WHAT THE TASK REQUIRES ▸
Pictures should be excluded; otherwise, copy every entry exactly.

═══ GIVEN DATA ═══

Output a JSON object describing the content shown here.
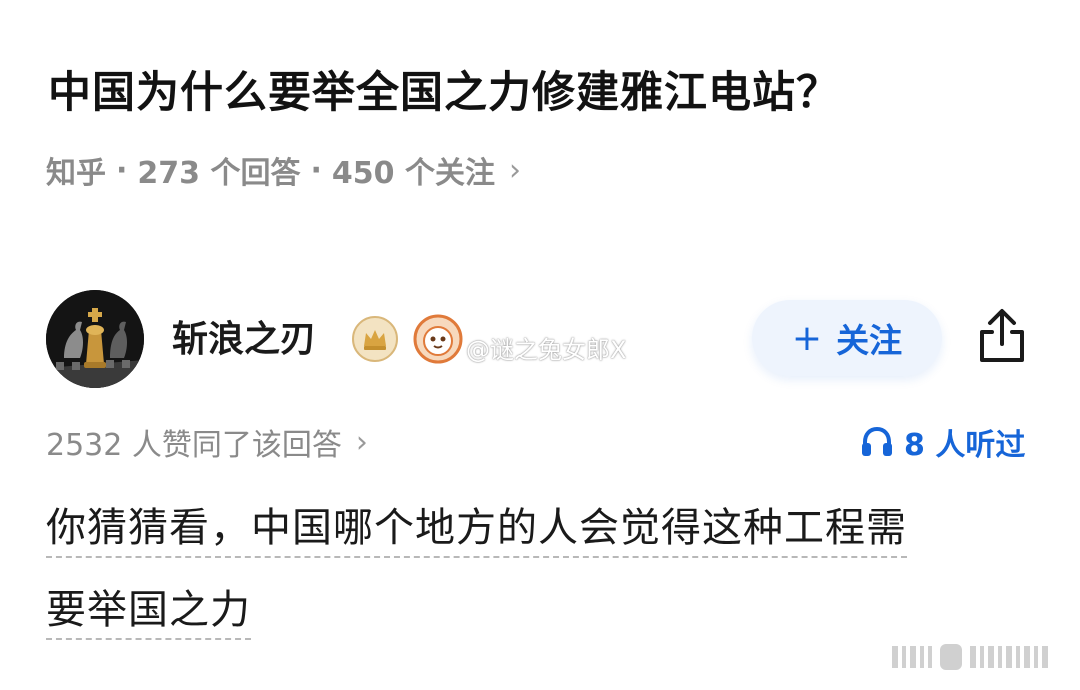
{
  "question": {
    "title": "中国为什么要举全国之力修建雅江电站？",
    "source": "知乎",
    "answers": "273 个回答",
    "followers": "450 个关注",
    "chevron": "›"
  },
  "author": {
    "name": "斩浪之刃",
    "watermark": "@谜之兔女郎X",
    "follow_label": "关注",
    "follow_icon": "+"
  },
  "stats": {
    "likes": "2532 人赞同了该回答",
    "chevron": "›",
    "listeners": "8 人听过"
  },
  "answer": {
    "line1": "你猜猜看，中国哪个地方的人会觉得这种工程需",
    "line2": "要举国之力"
  },
  "colors": {
    "accent": "#1665d8",
    "meta": "#8a8a8a",
    "follow_bg": "#eef4fd"
  },
  "icons": {
    "avatar": "chess-king-avatar",
    "badge1": "crown-badge-icon",
    "badge2": "mascot-badge-icon",
    "share": "share-icon",
    "listen": "headphones-icon"
  }
}
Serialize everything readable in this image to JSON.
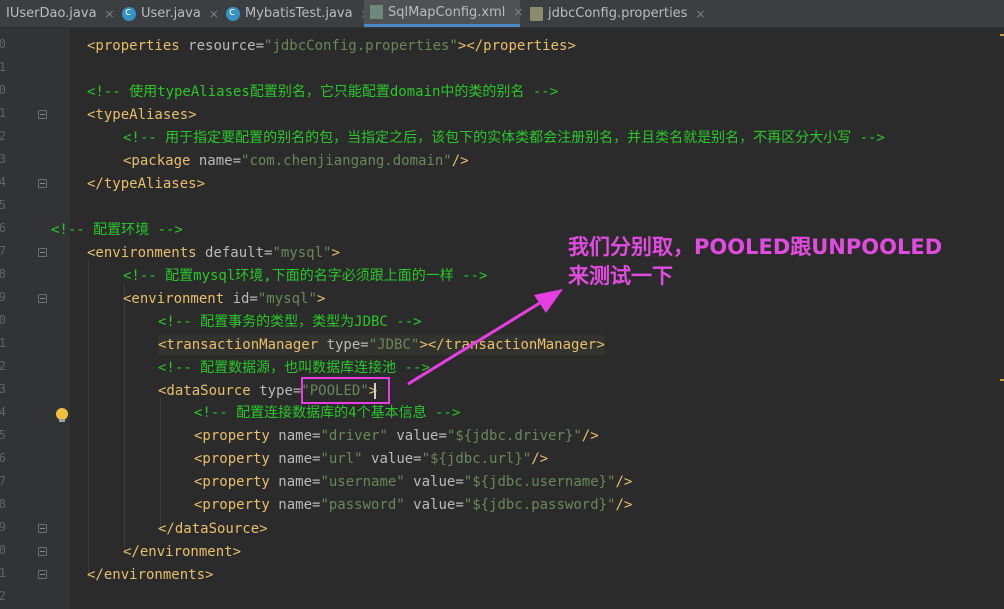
{
  "tabs": [
    {
      "label": "IUserDao.java",
      "icon": "java-interface-icon",
      "close": "×"
    },
    {
      "label": "User.java",
      "icon": "java-class-icon",
      "close": "×"
    },
    {
      "label": "MybatisTest.java",
      "icon": "java-class-icon",
      "close": "×"
    },
    {
      "label": "SqlMapConfig.xml",
      "icon": "xml-file-icon",
      "close": "×",
      "active": true
    },
    {
      "label": "jdbcConfig.properties",
      "icon": "properties-file-icon",
      "close": "×"
    }
  ],
  "gutter": {
    "line_numbers": [
      "0",
      "1",
      "0",
      "1",
      "2",
      "3",
      "4",
      "5",
      "6",
      "7",
      "8",
      "9",
      "0",
      "1",
      "2",
      "3",
      "4",
      "5",
      "6",
      "7",
      "8",
      "9",
      "0",
      "1",
      "2",
      "5"
    ]
  },
  "code": {
    "l1": {
      "t1": "<properties ",
      "a1": "resource=",
      "v1": "\"jdbcConfig.properties\"",
      "t2": "></properties>"
    },
    "l3": {
      "c": "<!-- 使用typeAliases配置别名，它只能配置domain中的类的别名 -->"
    },
    "l4": {
      "t": "<typeAliases>"
    },
    "l5": {
      "c": "<!-- 用于指定要配置的别名的包，当指定之后，该包下的实体类都会注册别名，并且类名就是别名，不再区分大小写 -->"
    },
    "l6": {
      "t1": "<package ",
      "a1": "name=",
      "v1": "\"com.chenjiangang.domain\"",
      "t2": "/>"
    },
    "l7": {
      "t": "</typeAliases>"
    },
    "l9": {
      "c": "<!-- 配置环境 -->"
    },
    "l10": {
      "t1": "<environments ",
      "a1": "default=",
      "v1": "\"mysql\"",
      "t2": ">"
    },
    "l11": {
      "c": "<!-- 配置mysql环境,下面的名字必须跟上面的一样 -->"
    },
    "l12": {
      "t1": "<environment ",
      "a1": "id=",
      "v1": "\"mysql\"",
      "t2": ">"
    },
    "l13": {
      "c": "<!-- 配置事务的类型，类型为JDBC -->"
    },
    "l14": {
      "t1": "<transactionManager ",
      "a1": "type=",
      "v1": "\"JDBC\"",
      "t2": "></transactionManager>"
    },
    "l15": {
      "c": "<!-- 配置数据源，也叫数据库连接池 -->"
    },
    "l16": {
      "t1": "<dataSource ",
      "a1": "type=",
      "v1": "\"POOLED\"",
      "t2": ">"
    },
    "l17": {
      "c": "<!-- 配置连接数据库的4个基本信息 -->"
    },
    "l18": {
      "t1": "<property ",
      "a1": "name=",
      "v1": "\"driver\"",
      "a2": " value=",
      "v2": "\"${jdbc.driver}\"",
      "t2": "/>"
    },
    "l19": {
      "t1": "<property ",
      "a1": "name=",
      "v1": "\"url\"",
      "a2": " value=",
      "v2": "\"${jdbc.url}\"",
      "t2": "/>"
    },
    "l20": {
      "t1": "<property ",
      "a1": "name=",
      "v1": "\"username\"",
      "a2": " value=",
      "v2": "\"${jdbc.username}\"",
      "t2": "/>"
    },
    "l21": {
      "t1": "<property ",
      "a1": "name=",
      "v1": "\"password\"",
      "a2": " value=",
      "v2": "\"${jdbc.password}\"",
      "t2": "/>"
    },
    "l22": {
      "t": "</dataSource>"
    },
    "l23": {
      "t": "</environment>"
    },
    "l24": {
      "t": "</environments>"
    }
  },
  "annotation": {
    "text": "我们分别取，POOLED跟UNPOOLED\n来测试一下",
    "color": "#e24be0"
  },
  "colors": {
    "tag": "#e8bf6a",
    "attr": "#bababa",
    "value": "#6a8759",
    "comment": "#29c72a",
    "background": "#2b2b2b"
  }
}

═══

SOLUTION FOR THIS TASK ▸
Output a JSON object describing the content shown here.
{
  "question": {
    "title": "中国为什么要举全国之力修建雅江电站？",
    "source": "知乎",
    "answers": "273 个回答",
    "followers": "450 个关注",
    "chevron": "›"
  },
  "author": {
    "name": "斩浪之刃",
    "watermark": "@谜之兔女郎X",
    "follow_label": "关注",
    "follow_icon": "+"
  },
  "stats": {
    "likes": "2532 人赞同了该回答",
    "chevron": "›",
    "listeners": "8 人听过"
  },
  "answer": {
    "line1": "你猜猜看，中国哪个地方的人会觉得这种工程需",
    "line2": "要举国之力"
  },
  "colors": {
    "accent": "#1665d8",
    "meta": "#8a8a8a",
    "follow_bg": "#eef4fd"
  },
  "icons": {
    "avatar": "chess-king-avatar",
    "badge1": "crown-badge-icon",
    "badge2": "mascot-badge-icon",
    "share": "share-icon",
    "listen": "headphones-icon"
  }
}
Serialize everything readable in this image to JSON.
{
  "tabs": [
    {
      "label": "IUserDao.java",
      "icon": "java-interface-icon",
      "close": "×"
    },
    {
      "label": "User.java",
      "icon": "java-class-icon",
      "close": "×"
    },
    {
      "label": "MybatisTest.java",
      "icon": "java-class-icon",
      "close": "×"
    },
    {
      "label": "SqlMapConfig.xml",
      "icon": "xml-file-icon",
      "close": "×",
      "active": true
    },
    {
      "label": "jdbcConfig.properties",
      "icon": "properties-file-icon",
      "close": "×"
    }
  ],
  "gutter": {
    "line_numbers": [
      "0",
      "1",
      "0",
      "1",
      "2",
      "3",
      "4",
      "5",
      "6",
      "7",
      "8",
      "9",
      "0",
      "1",
      "2",
      "3",
      "4",
      "5",
      "6",
      "7",
      "8",
      "9",
      "0",
      "1",
      "2",
      "5"
    ]
  },
  "code": {
    "l1": {
      "t1": "<properties ",
      "a1": "resource=",
      "v1": "\"jdbcConfig.properties\"",
      "t2": "></properties>"
    },
    "l3": {
      "c": "<!-- 使用typeAliases配置别名，它只能配置domain中的类的别名 -->"
    },
    "l4": {
      "t": "<typeAliases>"
    },
    "l5": {
      "c": "<!-- 用于指定要配置的别名的包，当指定之后，该包下的实体类都会注册别名，并且类名就是别名，不再区分大小写 -->"
    },
    "l6": {
      "t1": "<package ",
      "a1": "name=",
      "v1": "\"com.chenjiangang.domain\"",
      "t2": "/>"
    },
    "l7": {
      "t": "</typeAliases>"
    },
    "l9": {
      "c": "<!-- 配置环境 -->"
    },
    "l10": {
      "t1": "<environments ",
      "a1": "default=",
      "v1": "\"mysql\"",
      "t2": ">"
    },
    "l11": {
      "c": "<!-- 配置mysql环境,下面的名字必须跟上面的一样 -->"
    },
    "l12": {
      "t1": "<environment ",
      "a1": "id=",
      "v1": "\"mysql\"",
      "t2": ">"
    },
    "l13": {
      "c": "<!-- 配置事务的类型，类型为JDBC -->"
    },
    "l14": {
      "t1": "<transactionManager ",
      "a1": "type=",
      "v1": "\"JDBC\"",
      "t2": "></transactionManager>"
    },
    "l15": {
      "c": "<!-- 配置数据源，也叫数据库连接池 -->"
    },
    "l16": {
      "t1": "<dataSource ",
      "a1": "type=",
      "v1": "\"POOLED\"",
      "t2": ">"
    },
    "l17": {
      "c": "<!-- 配置连接数据库的4个基本信息 -->"
    },
    "l18": {
      "t1": "<property ",
      "a1": "name=",
      "v1": "\"driver\"",
      "a2": " value=",
      "v2": "\"${jdbc.driver}\"",
      "t2": "/>"
    },
    "l19": {
      "t1": "<property ",
      "a1": "name=",
      "v1": "\"url\"",
      "a2": " value=",
      "v2": "\"${jdbc.url}\"",
      "t2": "/>"
    },
    "l20": {
      "t1": "<property ",
      "a1": "name=",
      "v1": "\"username\"",
      "a2": " value=",
      "v2": "\"${jdbc.username}\"",
      "t2": "/>"
    },
    "l21": {
      "t1": "<property ",
      "a1": "name=",
      "v1": "\"password\"",
      "a2": " value=",
      "v2": "\"${jdbc.password}\"",
      "t2": "/>"
    },
    "l22": {
      "t": "</dataSource>"
    },
    "l23": {
      "t": "</environment>"
    },
    "l24": {
      "t": "</environments>"
    }
  },
  "annotation": {
    "text": "我们分别取，POOLED跟UNPOOLED\n来测试一下",
    "color": "#e24be0"
  },
  "colors": {
    "tag": "#e8bf6a",
    "attr": "#bababa",
    "value": "#6a8759",
    "comment": "#29c72a",
    "background": "#2b2b2b"
  }
}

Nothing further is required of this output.